> [What needs to be done]:
Please lay out the part of the listing that opens with the line containing "- data-point: [598, 311, 612, 325]" and closes with the line containing "- data-point: [598, 360, 612, 375]" as a Markdown table with the columns No. and Line. Number the rows and leave out any blank lines.

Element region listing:
§ §
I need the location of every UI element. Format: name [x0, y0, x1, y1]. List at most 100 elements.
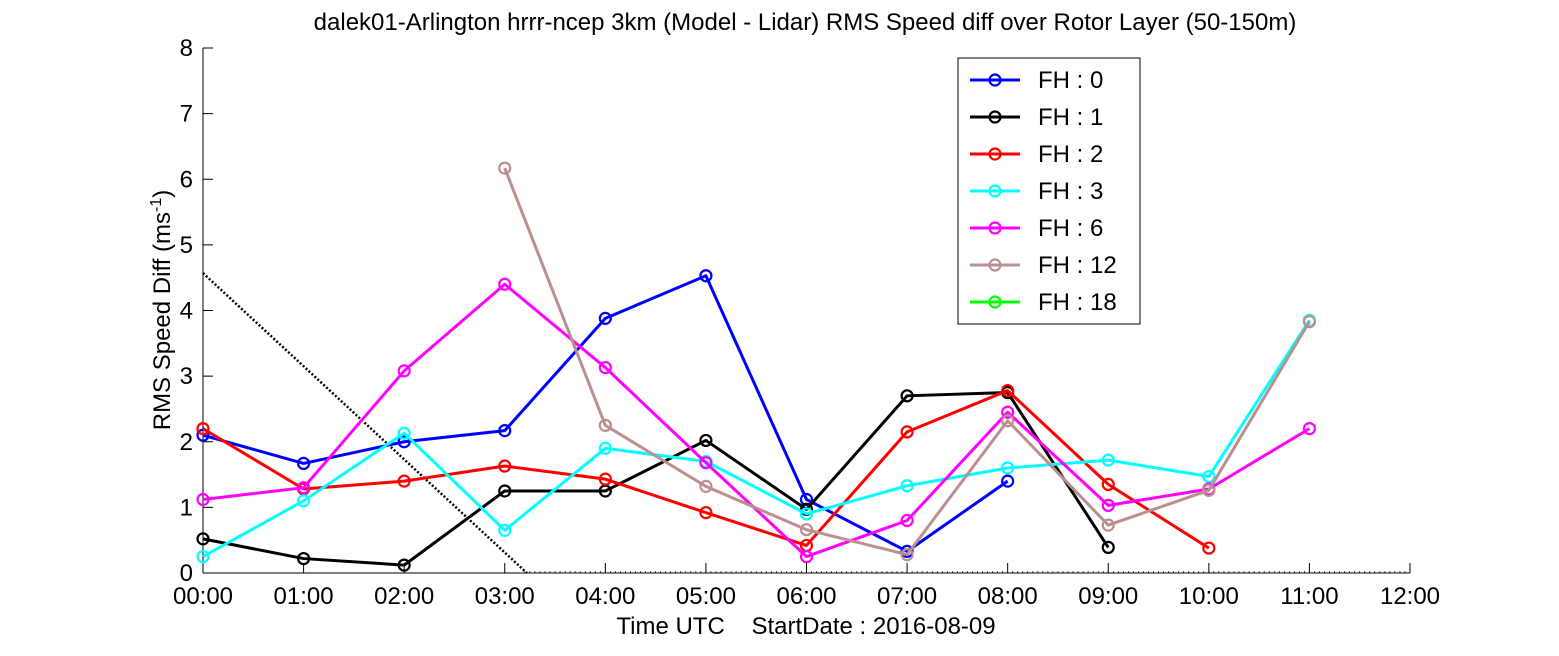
- data-point: [598, 311, 612, 325]
- data-point: [1202, 483, 1216, 497]
- x-tick-label: 12:00: [1380, 583, 1440, 610]
- x-tick-label: 08:00: [978, 583, 1038, 610]
- y-tick-label: 1: [180, 494, 193, 521]
- series-4: [196, 277, 1317, 564]
- data-point: [498, 423, 512, 438]
- data-point: [498, 523, 512, 537]
- data-point: [498, 277, 512, 291]
- legend-label: FH : 2: [1038, 141, 1103, 168]
- data-point: [799, 523, 814, 537]
- data-point: [296, 551, 311, 566]
- data-point: [397, 435, 411, 449]
- legend-label: FH : 18: [1038, 289, 1117, 316]
- y-tick-label: 7: [180, 101, 193, 128]
- data-point: [900, 425, 914, 439]
- data-point: [1101, 498, 1115, 513]
- legend-label: FH : 12: [1038, 252, 1117, 279]
- data-point: [1001, 461, 1015, 475]
- data-point: [598, 441, 612, 455]
- data-point: [1101, 477, 1115, 492]
- data-point: [1101, 518, 1115, 532]
- data-point: [1001, 474, 1015, 488]
- data-point: [397, 364, 411, 378]
- data-point: [498, 161, 512, 175]
- data-point: [1101, 453, 1115, 467]
- reference-dotted-line: [202, 272, 528, 574]
- legend-swatch-marker: [988, 73, 1002, 87]
- data-point: [196, 532, 210, 546]
- x-tick-label: 06:00: [776, 583, 836, 610]
- data-point: [1001, 414, 1015, 428]
- data-point: [598, 360, 612, 375]
- y-axis-label: RMS Speed Diff (ms-1): [148, 190, 176, 431]
- data-point: [799, 507, 814, 521]
- legend-swatch-marker: [988, 184, 1002, 198]
- data-point: [900, 548, 914, 562]
- reference-line-group: [202, 272, 528, 574]
- legend-swatch-marker: [988, 258, 1002, 272]
- data-point: [900, 513, 914, 528]
- y-axis-label-superscript: -1: [148, 198, 165, 212]
- y-tick-label: 6: [180, 166, 193, 193]
- data-point: [498, 484, 512, 498]
- legend-swatch-marker: [988, 147, 1002, 161]
- data-point: [296, 456, 311, 471]
- x-tick-label: 03:00: [475, 583, 535, 610]
- data-point: [699, 506, 713, 520]
- data-point: [498, 459, 512, 473]
- y-axis-label-main: RMS Speed Diff (ms: [149, 212, 176, 430]
- data-point: [196, 549, 210, 564]
- series-group: [196, 161, 1317, 572]
- y-tick-label: 4: [180, 298, 193, 325]
- data-point: [699, 479, 713, 493]
- x-tick-label: 10:00: [1179, 583, 1239, 610]
- data-point: [900, 479, 914, 493]
- axes: 00:00 01:00 02:00 03:00 04:00 05:00 06:00 07:00…: [173, 35, 1440, 610]
- legend-swatch-marker: [988, 110, 1002, 124]
- data-point: [397, 474, 411, 488]
- data-point: [1101, 540, 1115, 555]
- series-line: [202, 391, 1110, 567]
- series-3: [196, 313, 1317, 564]
- series-line: [202, 282, 1311, 559]
- y-tick-label: 8: [180, 35, 193, 62]
- legend-label: FH : 1: [1038, 104, 1103, 131]
- data-point: [296, 481, 311, 495]
- x-tick-label: 07:00: [877, 583, 937, 610]
- data-point: [699, 269, 713, 283]
- series-5: [498, 161, 1317, 562]
- data-point: [598, 472, 612, 486]
- x-tick-label: 02:00: [374, 583, 434, 610]
- data-point: [196, 422, 210, 436]
- chart-title: dalek01-Arlington hrrr-ncep 3km (Model -…: [314, 9, 1297, 36]
- x-tick-label: 04:00: [575, 583, 635, 610]
- y-tick-label: 3: [180, 363, 193, 390]
- series-line: [503, 167, 1311, 557]
- data-point: [397, 426, 411, 440]
- data-point: [1202, 541, 1216, 555]
- legend-label: FH : 0: [1038, 67, 1103, 94]
- y-tick-label: 2: [180, 429, 193, 456]
- data-point: [1001, 405, 1015, 419]
- x-tick-label: 09:00: [1078, 583, 1138, 610]
- x-axis-label: Time UTC StartDate : 2016-08-09: [616, 613, 995, 640]
- data-point: [1302, 315, 1317, 329]
- series-line: [202, 319, 1311, 558]
- data-point: [397, 558, 411, 572]
- y-tick-label: 5: [180, 232, 193, 259]
- data-point: [900, 389, 914, 403]
- data-point: [1302, 422, 1317, 436]
- legend-label: FH : 3: [1038, 178, 1103, 205]
- data-point: [799, 492, 814, 507]
- legend-label: FH : 6: [1038, 215, 1103, 242]
- y-axis-label-suffix: ): [149, 190, 176, 198]
- data-point: [296, 494, 311, 508]
- x-tick-label: 01:00: [274, 583, 334, 610]
- data-point: [1202, 469, 1216, 484]
- legend-swatch-marker: [988, 295, 1002, 309]
- x-tick-label: 11:00: [1280, 583, 1338, 610]
- x-tick-label: 05:00: [676, 583, 736, 610]
- series-line: [202, 389, 1210, 550]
§ §
> [Full solution]:
| No. | Line |
|---|---|
| 1 | - data-point: [598, 311, 612, 325] |
| 2 | - data-point: [1202, 483, 1216, 497] |
| 3 | - x-tick-label: 12:00: [1380, 583, 1440, 610] |
| 4 | - x-tick-label: 08:00: [978, 583, 1038, 610] |
| 5 | - y-tick-label: 1: [180, 494, 193, 521] |
| 6 | - series-4: [196, 277, 1317, 564] |
| 7 | - data-point: [498, 423, 512, 438] |
| 8 | - data-point: [498, 523, 512, 537] |
| 9 | - data-point: [498, 277, 512, 291] |
| 10 | - legend-label: FH : 2: [1038, 141, 1103, 168] |
| 11 | - data-point: [799, 523, 814, 537] |
| 12 | - data-point: [296, 551, 311, 566] |
| 13 | - data-point: [397, 435, 411, 449] |
| 14 | - legend-label: FH : 18: [1038, 289, 1117, 316] |
| 15 | - y-tick-label: 7: [180, 101, 193, 128] |
| 16 | - data-point: [900, 425, 914, 439] |
| 17 | - data-point: [1101, 498, 1115, 513] |
| 18 | - legend-label: FH : 12: [1038, 252, 1117, 279] |
| 19 | - data-point: [1001, 461, 1015, 475] |
| 20 | - data-point: [598, 441, 612, 455] |
| 21 | - data-point: [1101, 477, 1115, 492] |
| 22 | - data-point: [1101, 518, 1115, 532] |
| 23 | - data-point: [1001, 474, 1015, 488] |
| 24 | - data-point: [397, 364, 411, 378] |
| 25 | - data-point: [498, 161, 512, 175] |
| 26 | - data-point: [1101, 453, 1115, 467] |
| 27 | - reference-dotted-line: [202, 272, 528, 574] |
| 28 | - legend-swatch-marker: [988, 73, 1002, 87] |
| 29 | - data-point: [196, 532, 210, 546] |
| 30 | - x-tick-label: 06:00: [776, 583, 836, 610] |
| 31 | - data-point: [1001, 414, 1015, 428] |
| 32 | - data-point: [598, 360, 612, 375] |